> **Problem to solve**
Narrow the data below down to the lines containing "写在本试卷上无效".

[Data listing]

⟨

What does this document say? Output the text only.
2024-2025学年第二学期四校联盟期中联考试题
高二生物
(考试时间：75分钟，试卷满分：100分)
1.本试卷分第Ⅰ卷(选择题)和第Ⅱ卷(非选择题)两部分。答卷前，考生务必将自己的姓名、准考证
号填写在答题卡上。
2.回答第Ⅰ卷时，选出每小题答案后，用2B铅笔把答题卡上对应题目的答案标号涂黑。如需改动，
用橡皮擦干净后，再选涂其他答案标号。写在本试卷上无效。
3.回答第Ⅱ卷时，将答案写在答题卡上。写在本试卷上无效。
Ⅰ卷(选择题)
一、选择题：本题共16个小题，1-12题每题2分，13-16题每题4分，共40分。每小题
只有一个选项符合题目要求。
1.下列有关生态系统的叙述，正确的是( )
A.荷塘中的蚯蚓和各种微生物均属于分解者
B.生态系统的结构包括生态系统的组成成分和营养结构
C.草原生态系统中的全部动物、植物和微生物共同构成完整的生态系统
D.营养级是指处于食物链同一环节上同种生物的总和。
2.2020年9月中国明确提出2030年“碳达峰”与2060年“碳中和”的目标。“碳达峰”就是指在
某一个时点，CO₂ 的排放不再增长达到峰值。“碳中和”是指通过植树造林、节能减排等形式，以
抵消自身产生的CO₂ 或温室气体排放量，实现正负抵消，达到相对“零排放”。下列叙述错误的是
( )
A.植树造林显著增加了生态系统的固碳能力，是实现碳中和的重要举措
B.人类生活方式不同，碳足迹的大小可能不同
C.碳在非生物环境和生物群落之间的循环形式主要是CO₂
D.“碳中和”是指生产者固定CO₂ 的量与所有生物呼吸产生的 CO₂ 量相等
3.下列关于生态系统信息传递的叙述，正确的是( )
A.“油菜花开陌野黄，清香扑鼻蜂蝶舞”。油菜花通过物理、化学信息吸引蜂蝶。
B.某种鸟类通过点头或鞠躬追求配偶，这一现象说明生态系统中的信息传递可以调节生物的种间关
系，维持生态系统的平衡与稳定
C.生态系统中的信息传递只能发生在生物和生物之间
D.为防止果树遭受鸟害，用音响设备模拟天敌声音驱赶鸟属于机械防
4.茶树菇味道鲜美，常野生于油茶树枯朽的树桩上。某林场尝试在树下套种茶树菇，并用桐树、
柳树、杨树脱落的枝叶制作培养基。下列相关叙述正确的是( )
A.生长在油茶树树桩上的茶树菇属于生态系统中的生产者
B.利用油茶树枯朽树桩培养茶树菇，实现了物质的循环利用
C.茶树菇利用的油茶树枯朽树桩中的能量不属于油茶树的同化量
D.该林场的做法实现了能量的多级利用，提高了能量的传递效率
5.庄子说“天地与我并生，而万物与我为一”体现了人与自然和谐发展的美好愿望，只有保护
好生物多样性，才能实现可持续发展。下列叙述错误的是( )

⟩

> **The response**
用橡皮擦干净后，再选涂其他答案标号。写在本试卷上无效。
3.回答第Ⅱ卷时，将答案写在答题卡上。写在本试卷上无效。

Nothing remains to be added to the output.